■ Task directions: Locate the string "this" throughout the material and copy every line in which it occurs.

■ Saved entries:

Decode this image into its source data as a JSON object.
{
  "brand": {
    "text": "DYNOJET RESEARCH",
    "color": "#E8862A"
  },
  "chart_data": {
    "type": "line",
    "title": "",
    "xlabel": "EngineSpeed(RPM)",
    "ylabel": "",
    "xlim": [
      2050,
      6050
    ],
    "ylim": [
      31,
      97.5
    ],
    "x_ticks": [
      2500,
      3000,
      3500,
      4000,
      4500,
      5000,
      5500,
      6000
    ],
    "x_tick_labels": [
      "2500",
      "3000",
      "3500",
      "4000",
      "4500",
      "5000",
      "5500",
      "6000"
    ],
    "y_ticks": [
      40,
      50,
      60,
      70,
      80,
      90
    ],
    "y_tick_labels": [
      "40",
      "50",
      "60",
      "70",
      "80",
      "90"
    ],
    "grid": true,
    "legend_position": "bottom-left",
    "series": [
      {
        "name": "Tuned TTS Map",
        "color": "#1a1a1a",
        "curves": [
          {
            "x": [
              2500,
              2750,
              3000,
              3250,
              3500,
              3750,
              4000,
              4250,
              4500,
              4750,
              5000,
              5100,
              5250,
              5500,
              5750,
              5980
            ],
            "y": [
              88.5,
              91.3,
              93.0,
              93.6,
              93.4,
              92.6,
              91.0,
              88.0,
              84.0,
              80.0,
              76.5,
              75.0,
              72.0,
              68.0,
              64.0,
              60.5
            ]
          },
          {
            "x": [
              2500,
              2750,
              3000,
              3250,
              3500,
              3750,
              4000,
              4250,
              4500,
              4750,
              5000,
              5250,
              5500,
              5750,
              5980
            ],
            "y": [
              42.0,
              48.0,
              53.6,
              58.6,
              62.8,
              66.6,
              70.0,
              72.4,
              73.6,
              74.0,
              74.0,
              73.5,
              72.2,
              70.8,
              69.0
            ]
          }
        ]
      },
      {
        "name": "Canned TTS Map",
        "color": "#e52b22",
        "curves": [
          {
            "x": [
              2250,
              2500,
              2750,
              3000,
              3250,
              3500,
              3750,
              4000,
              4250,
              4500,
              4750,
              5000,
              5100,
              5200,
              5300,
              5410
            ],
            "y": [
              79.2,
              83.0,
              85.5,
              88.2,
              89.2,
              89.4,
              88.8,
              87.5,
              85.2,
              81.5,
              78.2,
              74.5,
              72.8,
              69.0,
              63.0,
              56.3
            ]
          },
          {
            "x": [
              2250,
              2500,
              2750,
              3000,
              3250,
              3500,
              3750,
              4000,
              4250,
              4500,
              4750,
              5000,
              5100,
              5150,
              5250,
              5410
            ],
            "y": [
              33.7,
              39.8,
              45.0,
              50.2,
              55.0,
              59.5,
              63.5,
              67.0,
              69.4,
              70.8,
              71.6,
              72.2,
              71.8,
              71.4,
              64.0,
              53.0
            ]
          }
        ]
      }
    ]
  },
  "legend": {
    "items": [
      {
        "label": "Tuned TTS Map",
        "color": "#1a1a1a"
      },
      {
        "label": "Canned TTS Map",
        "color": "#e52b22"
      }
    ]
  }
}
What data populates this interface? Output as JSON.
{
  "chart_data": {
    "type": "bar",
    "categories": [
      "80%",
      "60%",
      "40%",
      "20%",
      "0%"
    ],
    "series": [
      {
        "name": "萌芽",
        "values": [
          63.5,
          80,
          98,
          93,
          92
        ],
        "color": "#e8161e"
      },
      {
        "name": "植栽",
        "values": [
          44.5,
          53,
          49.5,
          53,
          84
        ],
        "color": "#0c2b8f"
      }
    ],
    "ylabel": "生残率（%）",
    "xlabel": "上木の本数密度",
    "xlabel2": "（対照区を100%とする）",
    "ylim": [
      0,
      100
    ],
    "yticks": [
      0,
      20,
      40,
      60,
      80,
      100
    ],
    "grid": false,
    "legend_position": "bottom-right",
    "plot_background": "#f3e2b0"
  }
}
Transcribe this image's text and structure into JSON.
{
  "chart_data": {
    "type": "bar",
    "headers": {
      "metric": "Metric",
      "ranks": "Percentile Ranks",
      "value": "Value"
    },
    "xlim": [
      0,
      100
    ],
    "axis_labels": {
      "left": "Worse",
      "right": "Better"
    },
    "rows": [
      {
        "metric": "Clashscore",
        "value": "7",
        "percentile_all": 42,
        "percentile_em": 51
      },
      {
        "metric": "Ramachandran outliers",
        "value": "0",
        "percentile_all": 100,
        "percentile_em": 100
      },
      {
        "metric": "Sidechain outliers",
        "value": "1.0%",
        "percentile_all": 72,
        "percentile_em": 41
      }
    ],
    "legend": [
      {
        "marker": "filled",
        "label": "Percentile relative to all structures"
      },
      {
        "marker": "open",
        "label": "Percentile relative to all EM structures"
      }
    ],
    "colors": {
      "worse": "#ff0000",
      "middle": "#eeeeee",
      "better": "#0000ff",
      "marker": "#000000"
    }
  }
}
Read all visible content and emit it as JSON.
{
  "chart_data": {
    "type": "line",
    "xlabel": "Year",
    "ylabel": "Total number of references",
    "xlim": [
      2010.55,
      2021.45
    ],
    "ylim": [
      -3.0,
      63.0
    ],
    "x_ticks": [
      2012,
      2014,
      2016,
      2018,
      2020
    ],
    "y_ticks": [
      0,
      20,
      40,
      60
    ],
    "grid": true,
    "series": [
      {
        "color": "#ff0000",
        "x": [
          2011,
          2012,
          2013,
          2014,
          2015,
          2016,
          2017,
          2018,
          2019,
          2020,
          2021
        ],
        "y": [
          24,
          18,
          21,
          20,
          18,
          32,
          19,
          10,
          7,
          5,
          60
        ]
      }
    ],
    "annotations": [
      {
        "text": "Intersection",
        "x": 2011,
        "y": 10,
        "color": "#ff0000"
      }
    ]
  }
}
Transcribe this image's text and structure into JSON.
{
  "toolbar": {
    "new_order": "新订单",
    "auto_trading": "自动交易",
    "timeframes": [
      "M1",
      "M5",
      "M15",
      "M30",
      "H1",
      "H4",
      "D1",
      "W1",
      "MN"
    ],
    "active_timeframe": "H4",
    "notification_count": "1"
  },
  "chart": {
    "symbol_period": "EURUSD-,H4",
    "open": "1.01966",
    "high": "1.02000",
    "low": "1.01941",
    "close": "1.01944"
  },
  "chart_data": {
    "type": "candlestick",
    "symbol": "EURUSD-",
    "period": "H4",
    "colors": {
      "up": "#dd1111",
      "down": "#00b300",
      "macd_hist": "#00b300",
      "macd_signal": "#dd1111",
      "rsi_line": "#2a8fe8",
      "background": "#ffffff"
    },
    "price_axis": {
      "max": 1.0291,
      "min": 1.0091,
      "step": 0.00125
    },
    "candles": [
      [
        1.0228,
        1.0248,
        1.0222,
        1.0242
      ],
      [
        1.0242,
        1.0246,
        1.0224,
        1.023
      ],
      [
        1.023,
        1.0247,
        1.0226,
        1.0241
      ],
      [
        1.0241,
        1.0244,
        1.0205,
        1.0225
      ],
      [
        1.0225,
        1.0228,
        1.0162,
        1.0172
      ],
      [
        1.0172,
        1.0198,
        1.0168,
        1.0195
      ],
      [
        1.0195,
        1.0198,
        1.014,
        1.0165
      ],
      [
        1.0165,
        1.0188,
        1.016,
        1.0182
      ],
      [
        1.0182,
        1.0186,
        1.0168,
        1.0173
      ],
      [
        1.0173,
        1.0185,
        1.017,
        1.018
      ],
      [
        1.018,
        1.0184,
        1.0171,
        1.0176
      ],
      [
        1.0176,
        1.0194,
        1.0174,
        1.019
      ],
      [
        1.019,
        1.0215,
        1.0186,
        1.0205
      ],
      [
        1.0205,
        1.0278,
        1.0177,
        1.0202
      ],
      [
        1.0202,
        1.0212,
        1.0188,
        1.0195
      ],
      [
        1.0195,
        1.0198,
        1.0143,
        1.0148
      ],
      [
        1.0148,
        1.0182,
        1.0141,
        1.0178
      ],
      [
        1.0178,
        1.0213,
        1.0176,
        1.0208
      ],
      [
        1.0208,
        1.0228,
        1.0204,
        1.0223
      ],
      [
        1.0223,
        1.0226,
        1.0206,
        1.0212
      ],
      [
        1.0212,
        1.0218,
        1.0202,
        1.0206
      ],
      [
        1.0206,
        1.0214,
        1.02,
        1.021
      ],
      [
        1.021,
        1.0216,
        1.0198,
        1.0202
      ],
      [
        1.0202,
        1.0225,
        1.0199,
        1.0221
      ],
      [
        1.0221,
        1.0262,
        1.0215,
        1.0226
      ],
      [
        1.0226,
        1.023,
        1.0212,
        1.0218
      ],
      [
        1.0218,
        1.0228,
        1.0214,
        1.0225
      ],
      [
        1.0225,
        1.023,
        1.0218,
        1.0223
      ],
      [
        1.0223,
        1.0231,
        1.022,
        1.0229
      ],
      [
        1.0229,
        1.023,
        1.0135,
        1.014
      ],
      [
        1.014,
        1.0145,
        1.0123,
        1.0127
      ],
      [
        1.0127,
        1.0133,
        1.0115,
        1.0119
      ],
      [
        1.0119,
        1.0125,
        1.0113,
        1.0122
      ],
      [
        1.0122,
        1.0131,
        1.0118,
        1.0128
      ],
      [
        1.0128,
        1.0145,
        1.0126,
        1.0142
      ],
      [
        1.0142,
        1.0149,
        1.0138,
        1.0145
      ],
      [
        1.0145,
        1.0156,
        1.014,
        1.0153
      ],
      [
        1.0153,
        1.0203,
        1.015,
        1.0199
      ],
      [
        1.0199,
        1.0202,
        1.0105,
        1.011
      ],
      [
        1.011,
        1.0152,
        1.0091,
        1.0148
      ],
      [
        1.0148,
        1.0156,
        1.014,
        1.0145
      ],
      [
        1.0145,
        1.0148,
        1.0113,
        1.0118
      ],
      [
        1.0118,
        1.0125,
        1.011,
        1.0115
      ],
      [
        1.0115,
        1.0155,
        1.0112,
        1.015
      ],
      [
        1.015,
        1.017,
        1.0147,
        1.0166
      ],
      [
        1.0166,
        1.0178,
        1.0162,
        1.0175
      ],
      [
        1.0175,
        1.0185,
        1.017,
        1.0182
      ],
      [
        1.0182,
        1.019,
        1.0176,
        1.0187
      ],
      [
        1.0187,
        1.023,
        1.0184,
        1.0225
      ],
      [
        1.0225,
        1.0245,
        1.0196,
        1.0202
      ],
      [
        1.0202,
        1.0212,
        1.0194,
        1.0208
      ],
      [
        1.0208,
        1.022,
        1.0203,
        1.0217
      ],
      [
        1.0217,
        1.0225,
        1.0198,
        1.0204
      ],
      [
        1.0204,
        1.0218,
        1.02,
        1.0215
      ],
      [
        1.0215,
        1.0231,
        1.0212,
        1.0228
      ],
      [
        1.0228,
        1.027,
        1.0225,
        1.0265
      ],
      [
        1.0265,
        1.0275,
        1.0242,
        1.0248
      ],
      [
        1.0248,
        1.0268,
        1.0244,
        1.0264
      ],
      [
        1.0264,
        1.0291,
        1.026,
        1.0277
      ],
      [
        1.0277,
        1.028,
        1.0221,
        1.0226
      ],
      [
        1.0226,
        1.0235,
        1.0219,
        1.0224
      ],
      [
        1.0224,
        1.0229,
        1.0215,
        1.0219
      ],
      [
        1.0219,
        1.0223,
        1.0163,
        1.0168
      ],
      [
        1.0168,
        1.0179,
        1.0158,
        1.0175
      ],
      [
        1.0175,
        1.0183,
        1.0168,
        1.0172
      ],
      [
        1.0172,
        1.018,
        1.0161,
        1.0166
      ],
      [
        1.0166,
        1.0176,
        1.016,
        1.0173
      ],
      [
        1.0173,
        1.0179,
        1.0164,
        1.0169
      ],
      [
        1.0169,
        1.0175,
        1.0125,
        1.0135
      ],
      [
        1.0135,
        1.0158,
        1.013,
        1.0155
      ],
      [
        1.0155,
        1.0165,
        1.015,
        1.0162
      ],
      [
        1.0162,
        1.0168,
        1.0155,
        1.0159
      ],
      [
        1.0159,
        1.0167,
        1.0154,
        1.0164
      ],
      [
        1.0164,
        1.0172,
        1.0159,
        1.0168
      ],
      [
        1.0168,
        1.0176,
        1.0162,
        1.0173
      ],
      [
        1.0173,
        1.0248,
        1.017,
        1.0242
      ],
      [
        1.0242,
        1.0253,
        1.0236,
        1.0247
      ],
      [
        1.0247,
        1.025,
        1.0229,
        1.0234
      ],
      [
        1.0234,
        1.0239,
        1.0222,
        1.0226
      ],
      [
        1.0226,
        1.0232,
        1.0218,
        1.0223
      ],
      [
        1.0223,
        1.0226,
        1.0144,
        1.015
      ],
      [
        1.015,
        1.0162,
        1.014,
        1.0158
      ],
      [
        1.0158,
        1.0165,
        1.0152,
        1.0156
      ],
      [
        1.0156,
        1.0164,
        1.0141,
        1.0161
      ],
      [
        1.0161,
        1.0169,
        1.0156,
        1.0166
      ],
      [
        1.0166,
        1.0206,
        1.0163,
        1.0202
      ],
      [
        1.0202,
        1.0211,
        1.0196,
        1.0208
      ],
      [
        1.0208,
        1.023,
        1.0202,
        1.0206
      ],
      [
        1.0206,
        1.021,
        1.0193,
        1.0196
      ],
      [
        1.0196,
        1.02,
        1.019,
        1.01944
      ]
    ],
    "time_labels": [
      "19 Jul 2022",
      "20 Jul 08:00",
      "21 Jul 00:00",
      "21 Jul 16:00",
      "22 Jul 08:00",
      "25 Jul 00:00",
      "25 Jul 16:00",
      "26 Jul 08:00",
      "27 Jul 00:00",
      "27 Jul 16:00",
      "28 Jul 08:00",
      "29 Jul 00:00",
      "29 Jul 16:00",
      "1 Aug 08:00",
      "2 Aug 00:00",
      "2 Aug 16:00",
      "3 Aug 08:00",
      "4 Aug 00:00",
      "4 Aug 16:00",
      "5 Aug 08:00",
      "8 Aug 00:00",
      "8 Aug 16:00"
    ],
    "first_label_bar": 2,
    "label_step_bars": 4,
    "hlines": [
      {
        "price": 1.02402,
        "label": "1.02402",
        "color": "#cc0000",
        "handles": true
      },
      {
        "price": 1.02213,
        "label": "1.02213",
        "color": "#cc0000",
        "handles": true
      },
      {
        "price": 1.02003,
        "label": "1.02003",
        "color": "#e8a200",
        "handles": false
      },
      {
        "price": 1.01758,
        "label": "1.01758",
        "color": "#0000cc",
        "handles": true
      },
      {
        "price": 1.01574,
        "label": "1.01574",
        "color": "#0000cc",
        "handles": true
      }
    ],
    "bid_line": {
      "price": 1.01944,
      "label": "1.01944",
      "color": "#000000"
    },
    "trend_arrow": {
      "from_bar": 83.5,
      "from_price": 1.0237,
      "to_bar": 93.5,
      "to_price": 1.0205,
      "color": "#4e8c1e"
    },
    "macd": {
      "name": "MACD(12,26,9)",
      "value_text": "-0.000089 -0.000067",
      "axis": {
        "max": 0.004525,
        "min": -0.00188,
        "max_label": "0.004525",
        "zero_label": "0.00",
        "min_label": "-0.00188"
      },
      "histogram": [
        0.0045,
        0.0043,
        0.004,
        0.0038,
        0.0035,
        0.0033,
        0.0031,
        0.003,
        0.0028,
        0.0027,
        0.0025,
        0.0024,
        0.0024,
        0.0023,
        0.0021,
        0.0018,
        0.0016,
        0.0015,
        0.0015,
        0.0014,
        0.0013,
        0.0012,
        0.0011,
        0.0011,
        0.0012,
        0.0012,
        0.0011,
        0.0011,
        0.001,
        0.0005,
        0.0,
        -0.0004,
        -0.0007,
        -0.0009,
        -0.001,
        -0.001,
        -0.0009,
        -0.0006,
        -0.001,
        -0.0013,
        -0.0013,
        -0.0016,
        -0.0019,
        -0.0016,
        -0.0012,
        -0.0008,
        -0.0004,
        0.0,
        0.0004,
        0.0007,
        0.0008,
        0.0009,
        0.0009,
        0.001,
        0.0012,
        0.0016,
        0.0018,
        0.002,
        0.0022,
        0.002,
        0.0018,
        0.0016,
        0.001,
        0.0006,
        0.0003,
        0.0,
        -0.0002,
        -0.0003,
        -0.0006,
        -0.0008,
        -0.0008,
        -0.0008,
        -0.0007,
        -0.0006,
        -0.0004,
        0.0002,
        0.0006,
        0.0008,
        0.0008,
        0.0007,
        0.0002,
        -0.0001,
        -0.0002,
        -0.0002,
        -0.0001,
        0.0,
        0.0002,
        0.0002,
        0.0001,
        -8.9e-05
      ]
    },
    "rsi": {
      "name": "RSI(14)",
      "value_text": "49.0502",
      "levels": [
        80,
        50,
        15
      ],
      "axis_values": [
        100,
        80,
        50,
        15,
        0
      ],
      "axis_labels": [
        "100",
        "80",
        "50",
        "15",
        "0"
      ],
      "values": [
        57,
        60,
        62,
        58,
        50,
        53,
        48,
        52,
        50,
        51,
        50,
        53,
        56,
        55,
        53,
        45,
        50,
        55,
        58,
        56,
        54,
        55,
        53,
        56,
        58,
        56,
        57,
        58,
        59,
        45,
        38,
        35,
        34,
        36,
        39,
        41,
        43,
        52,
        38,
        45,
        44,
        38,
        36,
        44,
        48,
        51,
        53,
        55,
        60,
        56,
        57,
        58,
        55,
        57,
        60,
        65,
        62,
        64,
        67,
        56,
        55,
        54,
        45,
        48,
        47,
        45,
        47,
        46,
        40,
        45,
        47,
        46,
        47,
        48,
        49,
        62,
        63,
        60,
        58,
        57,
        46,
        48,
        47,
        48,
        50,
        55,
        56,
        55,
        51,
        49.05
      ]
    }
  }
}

■ Output of the task:
Decode this image into its source data as a JSON object.
What data populates this interface? Output as JSON.
Transcribe this image's text and structure into JSON.
Transcribe this image's text and structure into JSON.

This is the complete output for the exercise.